▶ Supplied text
'''

8 Reasons To Start To Do Voluntary Work Now

I volunteered for a local organization for two years, doing art projects with adults with intellectual and developmental disabilities. I went to the organization’s learning center once a week, which gave me time to still work full-time as a graphic designer. Over time, I realized that I loved my volunteer work more than my paid work, and took a year to be an employee of the organization. During this time, I actually worked as the volunteer coordinator! I had such a passion for the organization as well as volunteering that the job was a perfect fit. Since then, I’ve met so many people – potential volunteers, lifelong volunteers, and other coordinators – who share this passion. And now I’d like to share some of the benefits of voluntary work, in hopes you’ll seek out organizations in your community that can benefit from your care and passion.

1. You get to network and socialize with others.

'''

▶ Written task
Carry on the piece about the benefits of voluntary work from the point above where it stops, writing in its first-person voice.

▶ Recorded data

'''

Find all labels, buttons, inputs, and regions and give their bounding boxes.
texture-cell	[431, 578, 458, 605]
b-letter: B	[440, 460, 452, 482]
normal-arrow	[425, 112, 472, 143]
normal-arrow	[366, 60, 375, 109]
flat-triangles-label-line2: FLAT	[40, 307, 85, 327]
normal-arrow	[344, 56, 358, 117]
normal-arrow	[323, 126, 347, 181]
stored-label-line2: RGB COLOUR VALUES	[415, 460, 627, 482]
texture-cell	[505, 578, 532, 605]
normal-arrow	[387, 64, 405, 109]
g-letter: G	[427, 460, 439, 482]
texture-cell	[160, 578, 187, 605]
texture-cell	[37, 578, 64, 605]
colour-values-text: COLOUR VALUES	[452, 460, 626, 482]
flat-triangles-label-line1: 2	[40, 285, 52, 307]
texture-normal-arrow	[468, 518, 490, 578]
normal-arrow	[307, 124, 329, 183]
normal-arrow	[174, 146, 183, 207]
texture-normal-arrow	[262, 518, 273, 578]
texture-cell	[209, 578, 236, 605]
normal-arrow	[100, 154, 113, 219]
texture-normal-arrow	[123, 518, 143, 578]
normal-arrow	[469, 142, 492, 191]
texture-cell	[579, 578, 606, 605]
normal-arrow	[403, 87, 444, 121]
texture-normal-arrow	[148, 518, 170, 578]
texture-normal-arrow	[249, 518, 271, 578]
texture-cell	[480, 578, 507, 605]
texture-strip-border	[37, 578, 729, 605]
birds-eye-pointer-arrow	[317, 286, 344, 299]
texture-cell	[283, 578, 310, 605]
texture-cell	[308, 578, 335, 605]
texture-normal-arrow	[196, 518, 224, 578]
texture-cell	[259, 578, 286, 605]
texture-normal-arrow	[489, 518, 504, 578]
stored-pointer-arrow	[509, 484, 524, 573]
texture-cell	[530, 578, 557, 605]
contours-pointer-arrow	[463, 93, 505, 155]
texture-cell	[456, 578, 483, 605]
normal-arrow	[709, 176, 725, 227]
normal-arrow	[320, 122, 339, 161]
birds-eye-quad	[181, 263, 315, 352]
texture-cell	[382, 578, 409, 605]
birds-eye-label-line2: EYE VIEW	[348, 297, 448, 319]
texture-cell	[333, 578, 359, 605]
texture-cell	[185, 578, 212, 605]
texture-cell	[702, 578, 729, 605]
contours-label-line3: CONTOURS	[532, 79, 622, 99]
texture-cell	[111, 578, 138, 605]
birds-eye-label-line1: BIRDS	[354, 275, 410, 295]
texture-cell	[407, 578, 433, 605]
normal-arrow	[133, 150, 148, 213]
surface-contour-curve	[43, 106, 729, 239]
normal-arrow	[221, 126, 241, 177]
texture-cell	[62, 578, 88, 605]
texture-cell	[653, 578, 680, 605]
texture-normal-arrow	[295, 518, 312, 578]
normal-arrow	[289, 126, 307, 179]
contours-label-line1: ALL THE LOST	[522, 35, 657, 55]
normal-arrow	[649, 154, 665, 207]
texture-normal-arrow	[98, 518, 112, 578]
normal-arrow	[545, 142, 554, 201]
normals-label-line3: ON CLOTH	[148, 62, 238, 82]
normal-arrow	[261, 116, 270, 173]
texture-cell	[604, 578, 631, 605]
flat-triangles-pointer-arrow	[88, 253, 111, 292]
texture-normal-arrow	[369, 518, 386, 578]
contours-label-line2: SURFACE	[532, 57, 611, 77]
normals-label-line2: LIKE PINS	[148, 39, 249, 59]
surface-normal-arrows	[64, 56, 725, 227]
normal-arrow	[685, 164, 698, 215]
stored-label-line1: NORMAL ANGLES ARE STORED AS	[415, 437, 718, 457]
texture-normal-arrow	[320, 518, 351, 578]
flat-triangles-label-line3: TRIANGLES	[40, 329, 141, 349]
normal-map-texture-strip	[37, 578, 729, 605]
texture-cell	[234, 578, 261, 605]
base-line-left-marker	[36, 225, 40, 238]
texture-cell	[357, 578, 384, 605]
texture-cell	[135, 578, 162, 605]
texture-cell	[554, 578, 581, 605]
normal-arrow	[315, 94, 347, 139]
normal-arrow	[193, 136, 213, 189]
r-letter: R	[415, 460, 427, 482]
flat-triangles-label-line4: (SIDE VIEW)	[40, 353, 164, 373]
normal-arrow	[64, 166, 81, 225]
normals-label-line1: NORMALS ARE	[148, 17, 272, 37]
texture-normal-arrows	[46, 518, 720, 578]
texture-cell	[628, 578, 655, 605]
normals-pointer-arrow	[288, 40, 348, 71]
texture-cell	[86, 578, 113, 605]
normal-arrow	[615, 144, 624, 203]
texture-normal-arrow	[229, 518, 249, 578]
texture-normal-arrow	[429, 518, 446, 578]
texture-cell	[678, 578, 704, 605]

'''

▶ Response to this exercise
When you volunteer at organizations in your community, you meet a lot of people you might not otherwise get to know. For example, I’ve always worked as a graphic designer, so I knew a certain type of people. Yet when I volunteered, not only did I meet a variety of adults with intellectual and developmental disabilities, I also met employees and volunteers from other walks of life. If I had stayed cocooned in my 9 to 5 life, I never would have met these people! Now they’re some of my closest friends, and they’ve helped me expand my social life, as well as led to many important professional contacts. Getting outside of your usual circle really helps expand your life.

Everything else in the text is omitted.